--- Start of GIVEN ENTRIES ---
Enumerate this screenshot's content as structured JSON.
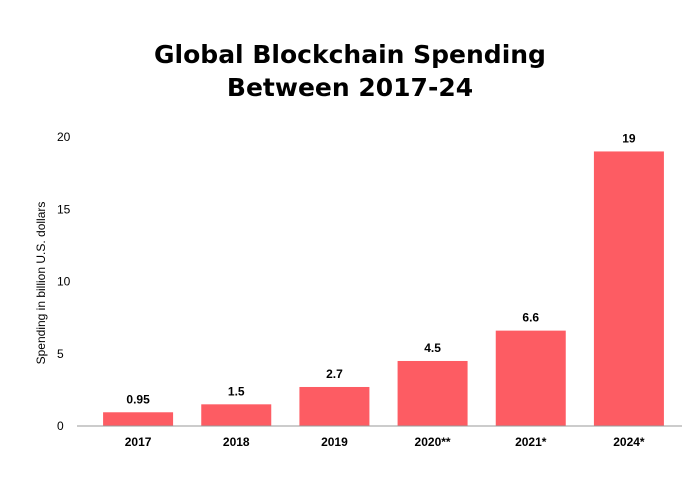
{
  "chart_data": {
    "type": "bar",
    "title_lines": [
      "Global Blockchain Spending",
      "Between 2017-24"
    ],
    "title": "Global Blockchain Spending Between 2017-24",
    "xlabel": "",
    "ylabel": "Spending in billion U.S. dollars",
    "categories": [
      "2017",
      "2018",
      "2019",
      "2020**",
      "2021*",
      "2024*"
    ],
    "values": [
      0.95,
      1.5,
      2.7,
      4.5,
      6.6,
      19
    ],
    "value_labels": [
      "0.95",
      "1.5",
      "2.7",
      "4.5",
      "6.6",
      "19"
    ],
    "yticks": [
      "0",
      "5",
      "10",
      "15",
      "20"
    ],
    "ylim": [
      0,
      20
    ],
    "grid": false,
    "bar_color": "#fd5c63",
    "axis_color": "#999999"
  }
}
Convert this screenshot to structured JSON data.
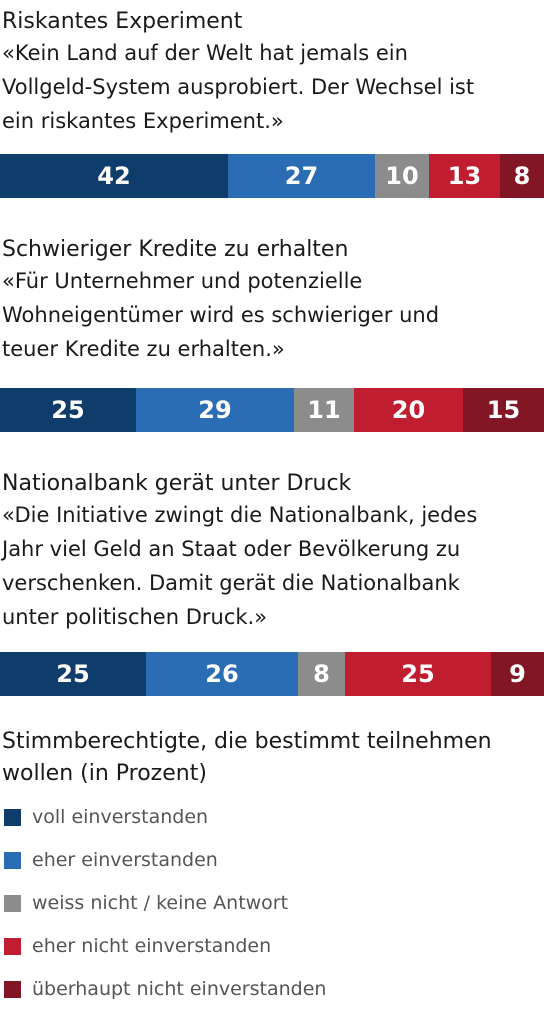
{
  "chart_data": {
    "type": "bar",
    "orientation": "stacked-horizontal",
    "xlim": [
      0,
      100
    ],
    "categories": [
      "Riskantes Experiment",
      "Schwieriger Kredite zu erhalten",
      "Nationalbank gerät unter Druck"
    ],
    "quotes": [
      [
        "«Kein Land auf der Welt hat jemals ein",
        "Vollgeld-System ausprobiert. Der Wechsel ist",
        "ein riskantes Experiment.»"
      ],
      [
        "«Für Unternehmer und potenzielle",
        "Wohneigentümer wird es schwieriger und",
        "teuer Kredite zu erhalten.»"
      ],
      [
        "«Die Initiative zwingt die Nationalbank, jedes",
        "Jahr viel Geld an Staat oder Bevölkerung zu",
        "verschenken. Damit gerät die Nationalbank",
        "unter politischen Druck.»"
      ]
    ],
    "series": [
      {
        "name": "voll einverstanden",
        "color": "#0f3d6b",
        "values": [
          42,
          25,
          25
        ]
      },
      {
        "name": "eher einverstanden",
        "color": "#2a6db5",
        "values": [
          27,
          29,
          26
        ]
      },
      {
        "name": "weiss nicht / keine Antwort",
        "color": "#8c8c8c",
        "values": [
          10,
          11,
          8
        ]
      },
      {
        "name": "eher nicht einverstanden",
        "color": "#c01e30",
        "values": [
          13,
          20,
          25
        ]
      },
      {
        "name": "überhaupt nicht einverstanden",
        "color": "#821625",
        "values": [
          8,
          15,
          9
        ]
      }
    ],
    "legend_title": [
      "Stimmberechtigte, die bestimmt teilnehmen",
      "wollen (in Prozent)"
    ],
    "legend_position": "bottom-left",
    "grid": false
  }
}
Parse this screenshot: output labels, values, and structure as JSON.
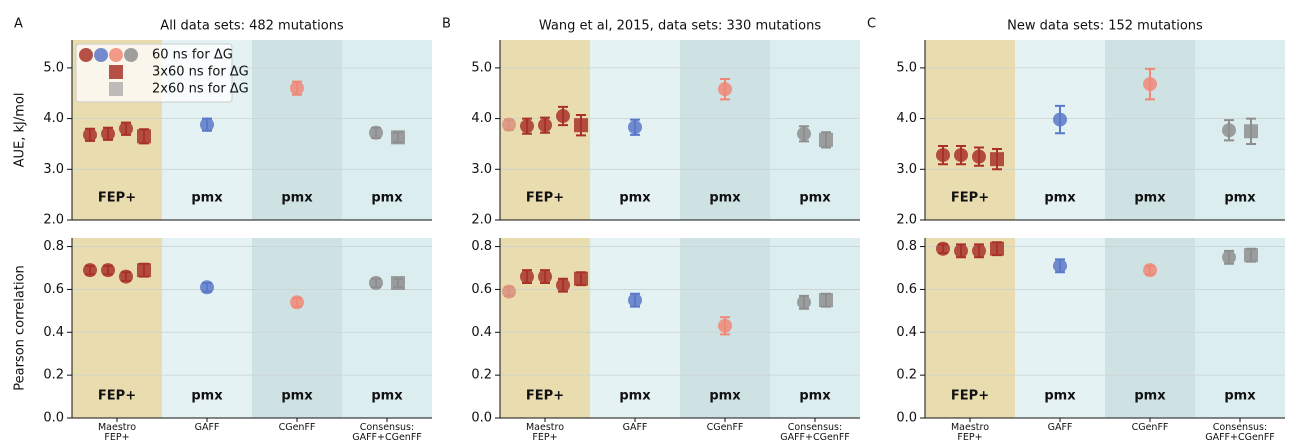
--- End of GIVEN ENTRIES ---
§ **REQUIRED WORK**: Go through the records and copy each line with "structured" in it.

§ **TASK RESULT**:
Enumerate this screenshot's content as structured JSON.
Convert this screenshot to structured JSON data.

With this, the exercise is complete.